----- Given information

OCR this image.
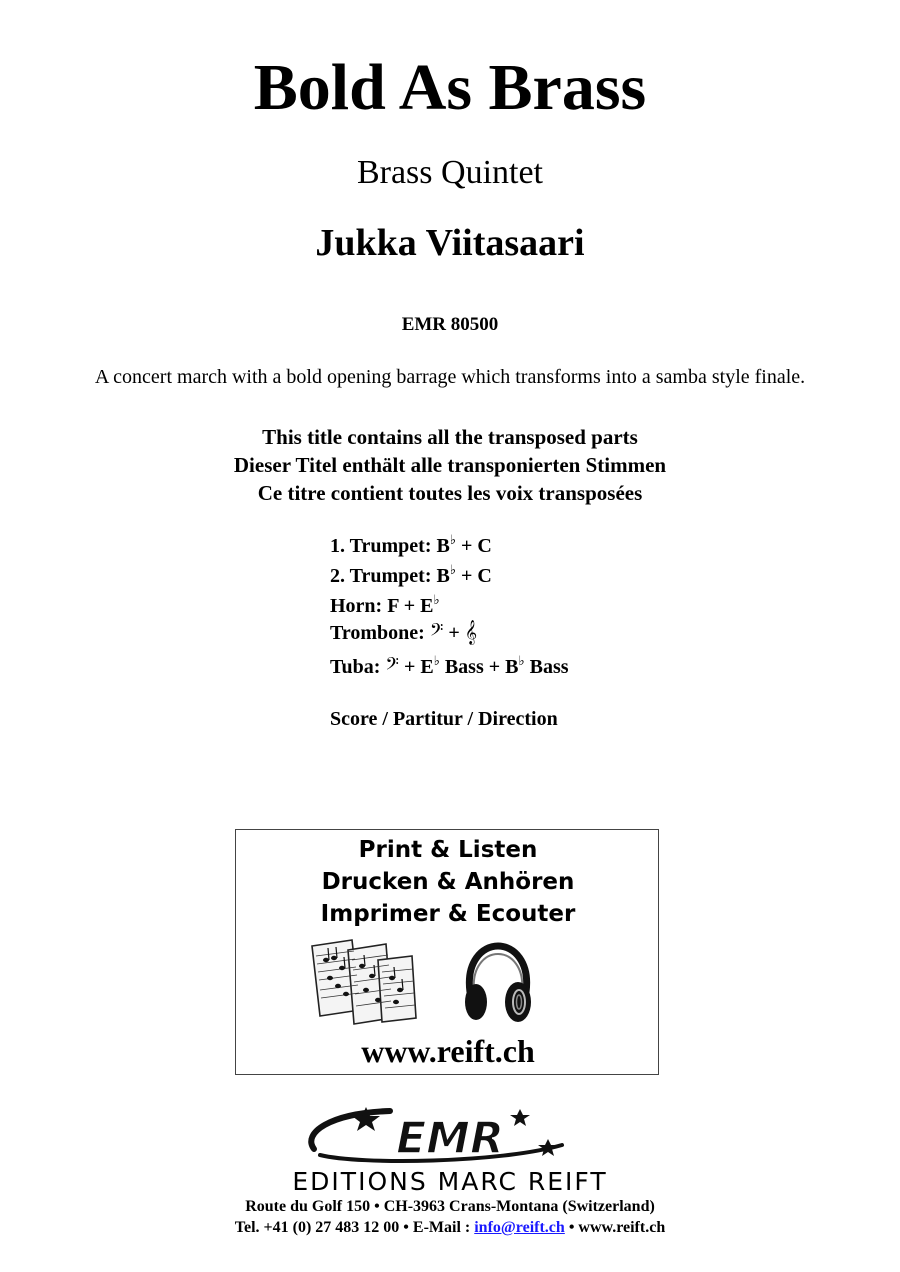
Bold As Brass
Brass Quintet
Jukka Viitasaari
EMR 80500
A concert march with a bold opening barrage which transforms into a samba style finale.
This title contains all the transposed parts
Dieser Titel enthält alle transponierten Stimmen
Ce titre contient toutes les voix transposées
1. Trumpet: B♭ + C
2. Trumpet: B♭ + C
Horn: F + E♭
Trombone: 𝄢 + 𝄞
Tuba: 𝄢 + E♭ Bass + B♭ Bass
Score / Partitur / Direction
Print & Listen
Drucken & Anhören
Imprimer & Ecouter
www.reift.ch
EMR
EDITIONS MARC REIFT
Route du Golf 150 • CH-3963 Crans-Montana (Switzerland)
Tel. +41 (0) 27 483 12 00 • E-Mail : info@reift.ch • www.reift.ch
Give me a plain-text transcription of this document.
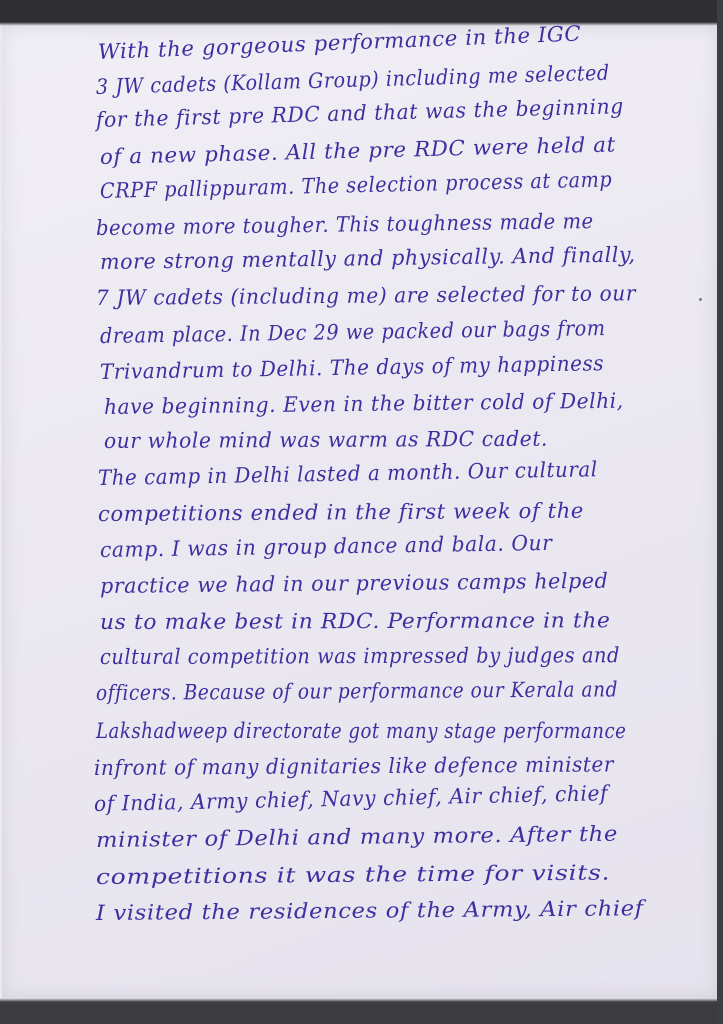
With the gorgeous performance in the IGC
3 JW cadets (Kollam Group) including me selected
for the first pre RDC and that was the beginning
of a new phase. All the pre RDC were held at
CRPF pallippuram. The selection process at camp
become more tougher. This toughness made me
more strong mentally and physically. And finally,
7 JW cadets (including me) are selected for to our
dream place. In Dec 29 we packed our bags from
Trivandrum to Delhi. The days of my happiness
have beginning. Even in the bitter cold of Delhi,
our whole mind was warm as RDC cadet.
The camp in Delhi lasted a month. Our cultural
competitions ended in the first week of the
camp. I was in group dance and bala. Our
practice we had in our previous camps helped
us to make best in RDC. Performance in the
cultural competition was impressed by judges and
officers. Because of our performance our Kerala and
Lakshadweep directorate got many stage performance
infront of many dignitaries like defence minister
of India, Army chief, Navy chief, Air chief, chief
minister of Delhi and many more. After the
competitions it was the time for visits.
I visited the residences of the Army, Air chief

----------

Reproduce the data above in full, exactly as it is, with the pictures left out.

OCR this image.
Bold As Brass
Brass Quintet
Jukka Viitasaari
EMR 80500
A concert march with a bold opening barrage which transforms into a samba style finale.
This title contains all the transposed parts
Dieser Titel enthält alle transponierten Stimmen
Ce titre contient toutes les voix transposées
1. Trumpet: B♭ + C
2. Trumpet: B♭ + C
Horn: F + E♭
Trombone: 𝄢 + 𝄞
Tuba: 𝄢 + E♭ Bass + B♭ Bass
Score / Partitur / Direction
Print & Listen
Drucken & Anhören
Imprimer & Ecouter
www.reift.ch
EMR
EDITIONS MARC REIFT
Route du Golf 150 • CH-3963 Crans-Montana (Switzerland)
Tel. +41 (0) 27 483 12 00 • E-Mail : info@reift.ch • www.reift.ch
Give me a plain-text transcription of this document.
With the gorgeous performance in the IGC
3 JW cadets (Kollam Group) including me selected
for the first pre RDC and that was the beginning
of a new phase. All the pre RDC were held at
CRPF pallippuram. The selection process at camp
become more tougher. This toughness made me
more strong mentally and physically. And finally,
7 JW cadets (including me) are selected for to our
dream place. In Dec 29 we packed our bags from
Trivandrum to Delhi. The days of my happiness
have beginning. Even in the bitter cold of Delhi,
our whole mind was warm as RDC cadet.
The camp in Delhi lasted a month. Our cultural
competitions ended in the first week of the
camp. I was in group dance and bala. Our
practice we had in our previous camps helped
us to make best in RDC. Performance in the
cultural competition was impressed by judges and
officers. Because of our performance our Kerala and
Lakshadweep directorate got many stage performance
infront of many dignitaries like defence minister
of India, Army chief, Navy chief, Air chief, chief
minister of Delhi and many more. After the
competitions it was the time for visits.
I visited the residences of the Army, Air chief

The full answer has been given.